= Objective =
Copy the material that follows word for word and omit its pictures.

= Supplied records =

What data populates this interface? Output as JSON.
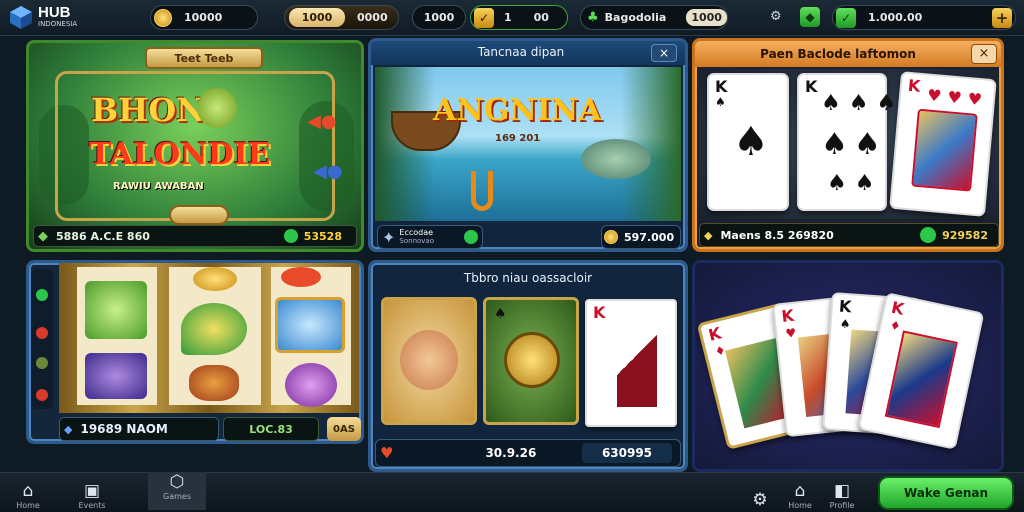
{
  "top_bar": {
    "logo_text": "HUB",
    "logo_sub": "INDONESIA",
    "coin_amount": "10000",
    "pill_two": "1000",
    "pill_two_right": "0000",
    "pill_three": "1000",
    "pill_four_left": "1",
    "pill_four_right": "00",
    "pill_five_label": "Bagodolia",
    "pill_five_right": "1000",
    "balance": "1.000.00",
    "add_label": "+"
  },
  "panels": {
    "fishing_game": {
      "banner": "Teet Teeb",
      "title_line1": "BHONU",
      "title_line2": "TALONDIE",
      "subtitle": "RAWIU AWABAN",
      "bar_text": "5886 A.C.E 860",
      "bar_value": "53528"
    },
    "angling": {
      "header": "Tancnaa dipan",
      "close": "×",
      "title": "ANGNINA",
      "caption": "169 201",
      "label_top": "Eccodae",
      "label_bottom": "Sonnovao",
      "value": "597.000"
    },
    "poker": {
      "header": "Paen Baclode laftomon",
      "close": "×",
      "cards": [
        {
          "rank": "K",
          "suit": "♠"
        },
        {
          "rank": "K",
          "suit": "♠"
        },
        {
          "rank": "K",
          "suit": "♥"
        }
      ],
      "bar_text": "Maens 8.5 269820",
      "bar_value": "929582"
    },
    "slots": {
      "bar_text": "19689 NAOM",
      "bar_value": "LOC.83",
      "button": "0AS"
    },
    "table_game": {
      "header": "Tbbro niau oassacloir",
      "card_rank": "K",
      "card_suit": "♠",
      "value_left": "30.9.26",
      "value_right": "630995"
    },
    "card_fan": {
      "cards": [
        {
          "rank": "K",
          "suit": "♦"
        },
        {
          "rank": "K",
          "suit": "♥"
        },
        {
          "rank": "K",
          "suit": "♠"
        },
        {
          "rank": "K",
          "suit": "♦"
        }
      ]
    }
  },
  "bottom_nav": {
    "items": [
      {
        "label": "Home",
        "icon": "home-icon"
      },
      {
        "label": "Events",
        "icon": "store-icon"
      },
      {
        "label": "Games",
        "icon": "games-icon"
      }
    ],
    "right_items": [
      {
        "label": "",
        "icon": "settings-icon"
      },
      {
        "label": "Home",
        "icon": "home-icon"
      },
      {
        "label": "Profile",
        "icon": "profile-icon"
      }
    ],
    "cta_label": "Wake Genan"
  },
  "colors": {
    "accent_green": "#2cc64a",
    "accent_orange": "#f0a040",
    "panel_blue": "#2d5a8a"
  }
}
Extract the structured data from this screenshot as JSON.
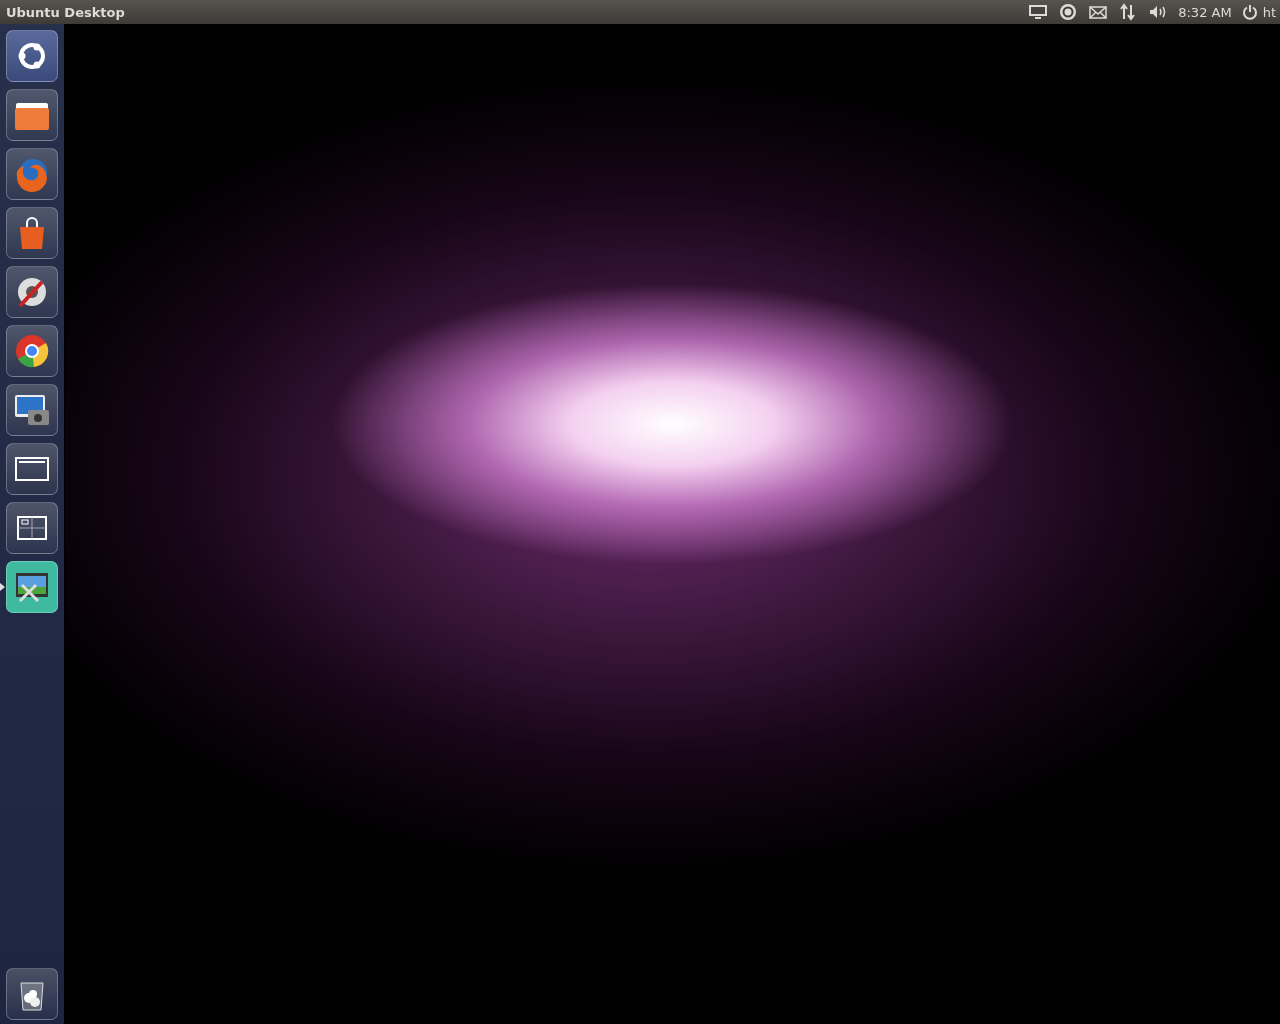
{
  "top_bar": {
    "title": "Ubuntu Desktop",
    "indicators": [
      {
        "kind": "display"
      },
      {
        "kind": "ubuntu-one"
      },
      {
        "kind": "mail"
      },
      {
        "kind": "network"
      },
      {
        "kind": "sound"
      },
      {
        "kind": "clock",
        "label": "8:32 AM"
      },
      {
        "kind": "session",
        "label": "ht"
      }
    ]
  },
  "launcher": {
    "items": [
      {
        "kind": "dash",
        "running": false
      },
      {
        "kind": "files",
        "running": false
      },
      {
        "kind": "firefox",
        "running": false
      },
      {
        "kind": "software-center",
        "running": false
      },
      {
        "kind": "settings",
        "running": false
      },
      {
        "kind": "chrome",
        "running": false
      },
      {
        "kind": "screenshot",
        "running": false
      },
      {
        "kind": "window",
        "running": false
      },
      {
        "kind": "workspaces",
        "running": false
      },
      {
        "kind": "video-editor",
        "running": true
      }
    ],
    "bottom": [
      {
        "kind": "trash",
        "running": false
      }
    ]
  }
}
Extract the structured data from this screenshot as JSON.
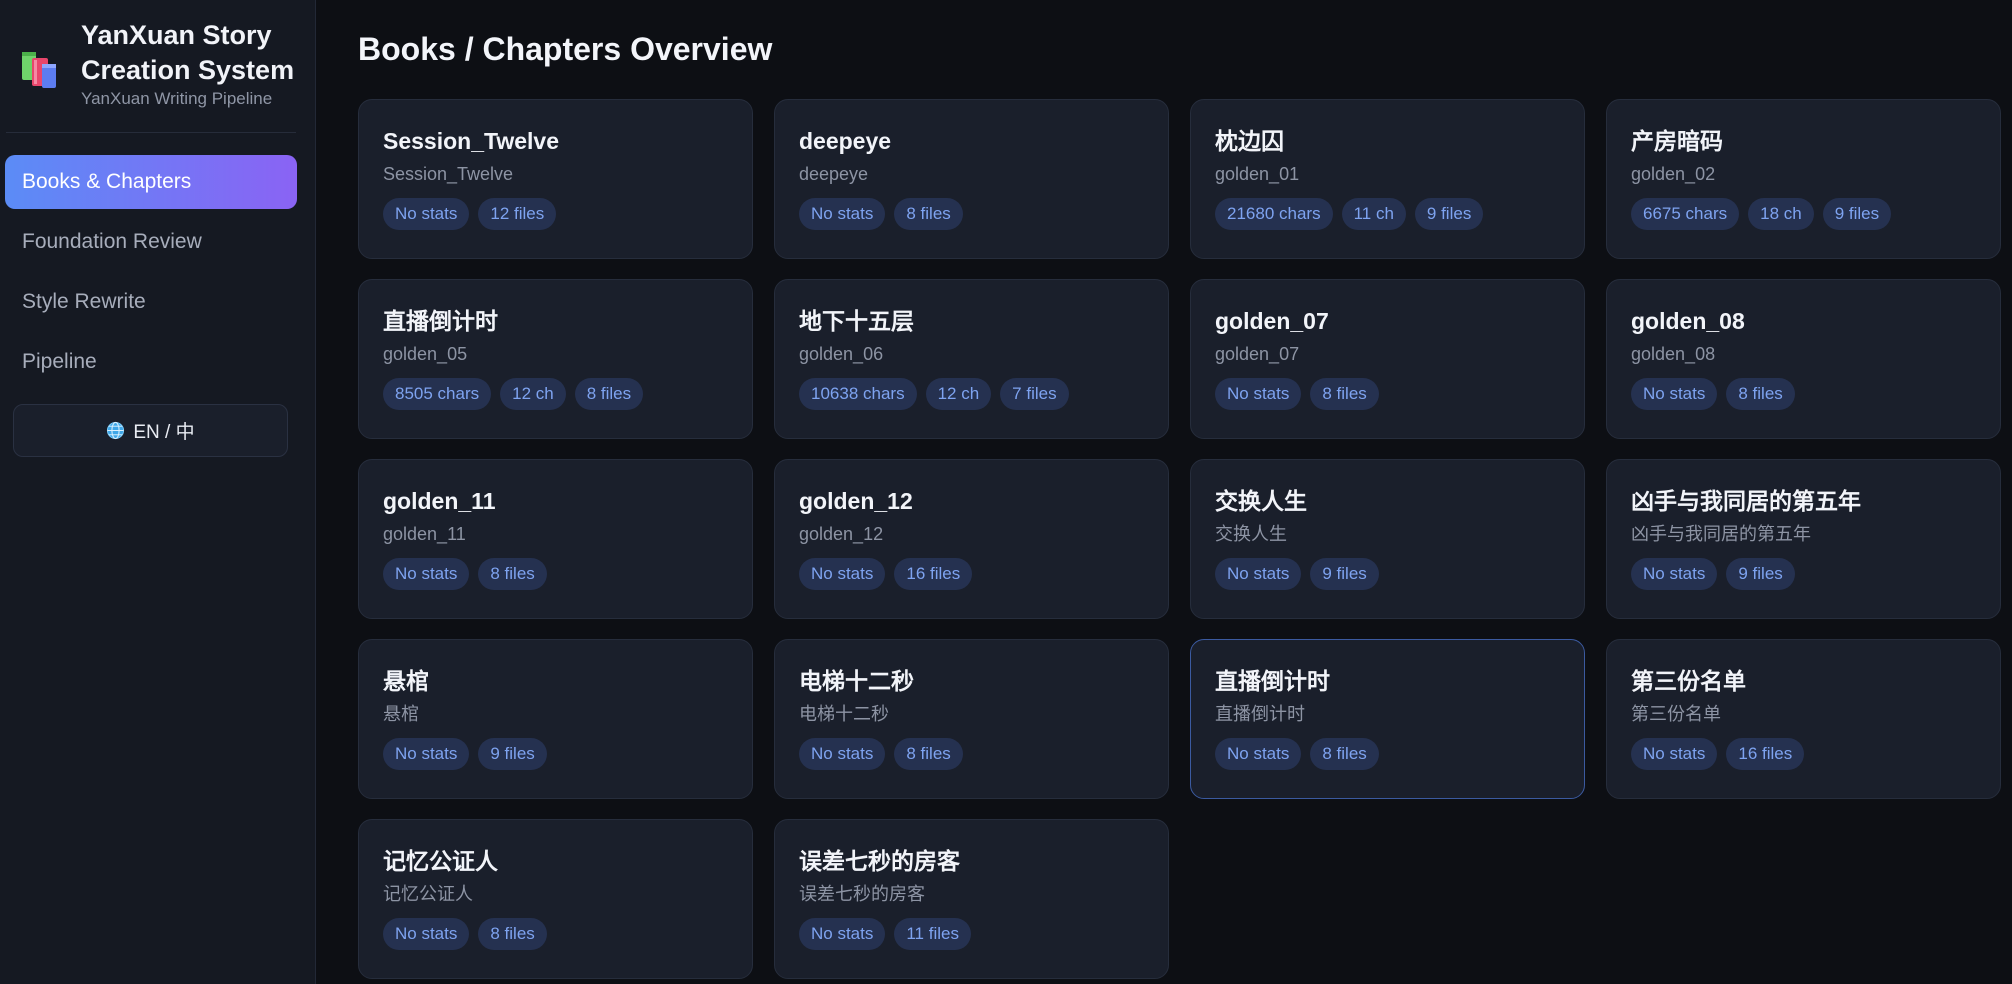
{
  "sidebar": {
    "app_title": "YanXuan Story Creation System",
    "app_subtitle": "YanXuan Writing Pipeline",
    "logo_icon": "books-icon",
    "nav": [
      {
        "label": "Books & Chapters",
        "active": true
      },
      {
        "label": "Foundation Review",
        "active": false
      },
      {
        "label": "Style Rewrite",
        "active": false
      },
      {
        "label": "Pipeline",
        "active": false
      }
    ],
    "language_toggle": {
      "icon": "globe-icon",
      "label": "EN / 中"
    }
  },
  "main": {
    "title": "Books / Chapters Overview",
    "books": [
      {
        "title": "Session_Twelve",
        "id": "Session_Twelve",
        "tags": [
          "No stats",
          "12 files"
        ]
      },
      {
        "title": "deepeye",
        "id": "deepeye",
        "tags": [
          "No stats",
          "8 files"
        ]
      },
      {
        "title": "枕边囚",
        "id": "golden_01",
        "tags": [
          "21680 chars",
          "11 ch",
          "9 files"
        ]
      },
      {
        "title": "产房暗码",
        "id": "golden_02",
        "tags": [
          "6675 chars",
          "18 ch",
          "9 files"
        ]
      },
      {
        "title": "直播倒计时",
        "id": "golden_05",
        "tags": [
          "8505 chars",
          "12 ch",
          "8 files"
        ]
      },
      {
        "title": "地下十五层",
        "id": "golden_06",
        "tags": [
          "10638 chars",
          "12 ch",
          "7 files"
        ]
      },
      {
        "title": "golden_07",
        "id": "golden_07",
        "tags": [
          "No stats",
          "8 files"
        ]
      },
      {
        "title": "golden_08",
        "id": "golden_08",
        "tags": [
          "No stats",
          "8 files"
        ]
      },
      {
        "title": "golden_11",
        "id": "golden_11",
        "tags": [
          "No stats",
          "8 files"
        ]
      },
      {
        "title": "golden_12",
        "id": "golden_12",
        "tags": [
          "No stats",
          "16 files"
        ]
      },
      {
        "title": "交换人生",
        "id": "交换人生",
        "tags": [
          "No stats",
          "9 files"
        ]
      },
      {
        "title": "凶手与我同居的第五年",
        "id": "凶手与我同居的第五年",
        "tags": [
          "No stats",
          "9 files"
        ]
      },
      {
        "title": "悬棺",
        "id": "悬棺",
        "tags": [
          "No stats",
          "9 files"
        ]
      },
      {
        "title": "电梯十二秒",
        "id": "电梯十二秒",
        "tags": [
          "No stats",
          "8 files"
        ]
      },
      {
        "title": "直播倒计时",
        "id": "直播倒计时",
        "tags": [
          "No stats",
          "8 files"
        ],
        "selected": true
      },
      {
        "title": "第三份名单",
        "id": "第三份名单",
        "tags": [
          "No stats",
          "16 files"
        ]
      },
      {
        "title": "记忆公证人",
        "id": "记忆公证人",
        "tags": [
          "No stats",
          "8 files"
        ]
      },
      {
        "title": "误差七秒的房客",
        "id": "误差七秒的房客",
        "tags": [
          "No stats",
          "11 files"
        ]
      }
    ]
  },
  "colors": {
    "background": "#0d0f14",
    "sidebar": "#151922",
    "card": "#1a1f2b",
    "accent_start": "#5b8cf6",
    "accent_end": "#8a63f4",
    "tag_bg": "#253150",
    "tag_text": "#7ea3f0"
  }
}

= Response to the task =
What data populates this interface? Output as JSON.
{
  "top_bar": {
    "logo_text": "HUB",
    "logo_sub": "INDONESIA",
    "coin_amount": "10000",
    "pill_two": "1000",
    "pill_two_right": "0000",
    "pill_three": "1000",
    "pill_four_left": "1",
    "pill_four_right": "00",
    "pill_five_label": "Bagodolia",
    "pill_five_right": "1000",
    "balance": "1.000.00",
    "add_label": "+"
  },
  "panels": {
    "fishing_game": {
      "banner": "Teet Teeb",
      "title_line1": "BHONU",
      "title_line2": "TALONDIE",
      "subtitle": "RAWIU AWABAN",
      "bar_text": "5886 A.C.E 860",
      "bar_value": "53528"
    },
    "angling": {
      "header": "Tancnaa dipan",
      "close": "×",
      "title": "ANGNINA",
      "caption": "169 201",
      "label_top": "Eccodae",
      "label_bottom": "Sonnovao",
      "value": "597.000"
    },
    "poker": {
      "header": "Paen Baclode laftomon",
      "close": "×",
      "cards": [
        {
          "rank": "K",
          "suit": "♠"
        },
        {
          "rank": "K",
          "suit": "♠"
        },
        {
          "rank": "K",
          "suit": "♥"
        }
      ],
      "bar_text": "Maens 8.5 269820",
      "bar_value": "929582"
    },
    "slots": {
      "bar_text": "19689 NAOM",
      "bar_value": "LOC.83",
      "button": "0AS"
    },
    "table_game": {
      "header": "Tbbro niau oassacloir",
      "card_rank": "K",
      "card_suit": "♠",
      "value_left": "30.9.26",
      "value_right": "630995"
    },
    "card_fan": {
      "cards": [
        {
          "rank": "K",
          "suit": "♦"
        },
        {
          "rank": "K",
          "suit": "♥"
        },
        {
          "rank": "K",
          "suit": "♠"
        },
        {
          "rank": "K",
          "suit": "♦"
        }
      ]
    }
  },
  "bottom_nav": {
    "items": [
      {
        "label": "Home",
        "icon": "home-icon"
      },
      {
        "label": "Events",
        "icon": "store-icon"
      },
      {
        "label": "Games",
        "icon": "games-icon"
      }
    ],
    "right_items": [
      {
        "label": "",
        "icon": "settings-icon"
      },
      {
        "label": "Home",
        "icon": "home-icon"
      },
      {
        "label": "Profile",
        "icon": "profile-icon"
      }
    ],
    "cta_label": "Wake Genan"
  },
  "colors": {
    "accent_green": "#2cc64a",
    "accent_orange": "#f0a040",
    "panel_blue": "#2d5a8a"
  }
}
Extract the structured data from this screenshot as JSON.
{
  "top_bar": {
    "title": "Ubuntu Desktop",
    "indicators": [
      {
        "kind": "display"
      },
      {
        "kind": "ubuntu-one"
      },
      {
        "kind": "mail"
      },
      {
        "kind": "network"
      },
      {
        "kind": "sound"
      },
      {
        "kind": "clock",
        "label": "8:32 AM"
      },
      {
        "kind": "session",
        "label": "ht"
      }
    ]
  },
  "launcher": {
    "items": [
      {
        "kind": "dash",
        "running": false
      },
      {
        "kind": "files",
        "running": false
      },
      {
        "kind": "firefox",
        "running": false
      },
      {
        "kind": "software-center",
        "running": false
      },
      {
        "kind": "settings",
        "running": false
      },
      {
        "kind": "chrome",
        "running": false
      },
      {
        "kind": "screenshot",
        "running": false
      },
      {
        "kind": "window",
        "running": false
      },
      {
        "kind": "workspaces",
        "running": false
      },
      {
        "kind": "video-editor",
        "running": true
      }
    ],
    "bottom": [
      {
        "kind": "trash",
        "running": false
      }
    ]
  }
}
Extract the structured data from this screenshot as JSON.
{
  "sidebar": {
    "app_title": "YanXuan Story Creation System",
    "app_subtitle": "YanXuan Writing Pipeline",
    "logo_icon": "books-icon",
    "nav": [
      {
        "label": "Books & Chapters",
        "active": true
      },
      {
        "label": "Foundation Review",
        "active": false
      },
      {
        "label": "Style Rewrite",
        "active": false
      },
      {
        "label": "Pipeline",
        "active": false
      }
    ],
    "language_toggle": {
      "icon": "globe-icon",
      "label": "EN / 中"
    }
  },
  "main": {
    "title": "Books / Chapters Overview",
    "books": [
      {
        "title": "Session_Twelve",
        "id": "Session_Twelve",
        "tags": [
          "No stats",
          "12 files"
        ]
      },
      {
        "title": "deepeye",
        "id": "deepeye",
        "tags": [
          "No stats",
          "8 files"
        ]
      },
      {
        "title": "枕边囚",
        "id": "golden_01",
        "tags": [
          "21680 chars",
          "11 ch",
          "9 files"
        ]
      },
      {
        "title": "产房暗码",
        "id": "golden_02",
        "tags": [
          "6675 chars",
          "18 ch",
          "9 files"
        ]
      },
      {
        "title": "直播倒计时",
        "id": "golden_05",
        "tags": [
          "8505 chars",
          "12 ch",
          "8 files"
        ]
      },
      {
        "title": "地下十五层",
        "id": "golden_06",
        "tags": [
          "10638 chars",
          "12 ch",
          "7 files"
        ]
      },
      {
        "title": "golden_07",
        "id": "golden_07",
        "tags": [
          "No stats",
          "8 files"
        ]
      },
      {
        "title": "golden_08",
        "id": "golden_08",
        "tags": [
          "No stats",
          "8 files"
        ]
      },
      {
        "title": "golden_11",
        "id": "golden_11",
        "tags": [
          "No stats",
          "8 files"
        ]
      },
      {
        "title": "golden_12",
        "id": "golden_12",
        "tags": [
          "No stats",
          "16 files"
        ]
      },
      {
        "title": "交换人生",
        "id": "交换人生",
        "tags": [
          "No stats",
          "9 files"
        ]
      },
      {
        "title": "凶手与我同居的第五年",
        "id": "凶手与我同居的第五年",
        "tags": [
          "No stats",
          "9 files"
        ]
      },
      {
        "title": "悬棺",
        "id": "悬棺",
        "tags": [
          "No stats",
          "9 files"
        ]
      },
      {
        "title": "电梯十二秒",
        "id": "电梯十二秒",
        "tags": [
          "No stats",
          "8 files"
        ]
      },
      {
        "title": "直播倒计时",
        "id": "直播倒计时",
        "tags": [
          "No stats",
          "8 files"
        ],
        "selected": true
      },
      {
        "title": "第三份名单",
        "id": "第三份名单",
        "tags": [
          "No stats",
          "16 files"
        ]
      },
      {
        "title": "记忆公证人",
        "id": "记忆公证人",
        "tags": [
          "No stats",
          "8 files"
        ]
      },
      {
        "title": "误差七秒的房客",
        "id": "误差七秒的房客",
        "tags": [
          "No stats",
          "11 files"
        ]
      }
    ]
  },
  "colors": {
    "background": "#0d0f14",
    "sidebar": "#151922",
    "card": "#1a1f2b",
    "accent_start": "#5b8cf6",
    "accent_end": "#8a63f4",
    "tag_bg": "#253150",
    "tag_text": "#7ea3f0"
  }
}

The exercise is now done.